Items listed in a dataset
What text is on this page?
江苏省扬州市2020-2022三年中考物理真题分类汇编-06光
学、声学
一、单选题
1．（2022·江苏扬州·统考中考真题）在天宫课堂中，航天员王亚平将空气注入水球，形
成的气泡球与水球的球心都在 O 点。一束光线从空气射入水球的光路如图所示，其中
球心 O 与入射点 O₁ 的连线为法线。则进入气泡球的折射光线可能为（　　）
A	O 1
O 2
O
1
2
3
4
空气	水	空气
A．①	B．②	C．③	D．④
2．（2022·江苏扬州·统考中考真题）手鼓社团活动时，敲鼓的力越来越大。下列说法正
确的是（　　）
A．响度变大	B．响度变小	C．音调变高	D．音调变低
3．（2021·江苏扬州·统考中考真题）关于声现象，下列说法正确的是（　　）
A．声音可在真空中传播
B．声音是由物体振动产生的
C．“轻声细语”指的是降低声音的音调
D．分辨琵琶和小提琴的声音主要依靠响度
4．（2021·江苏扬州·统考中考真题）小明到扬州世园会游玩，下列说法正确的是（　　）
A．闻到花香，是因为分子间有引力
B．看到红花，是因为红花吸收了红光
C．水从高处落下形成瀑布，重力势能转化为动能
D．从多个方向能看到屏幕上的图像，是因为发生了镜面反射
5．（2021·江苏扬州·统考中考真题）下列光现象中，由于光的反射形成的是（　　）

** INSTRUCTION **
Gather up the lines that contain the word "江苏扬州".

** WRITTEN ANSWER **
1．（2022·江苏扬州·统考中考真题）在天宫课堂中，航天员王亚平将空气注入水球，形
2．（2022·江苏扬州·统考中考真题）手鼓社团活动时，敲鼓的力越来越大。下列说法正
3．（2021·江苏扬州·统考中考真题）关于声现象，下列说法正确的是（　　）
4．（2021·江苏扬州·统考中考真题）小明到扬州世园会游玩，下列说法正确的是（　　）
5．（2021·江苏扬州·统考中考真题）下列光现象中，由于光的反射形成的是（　　）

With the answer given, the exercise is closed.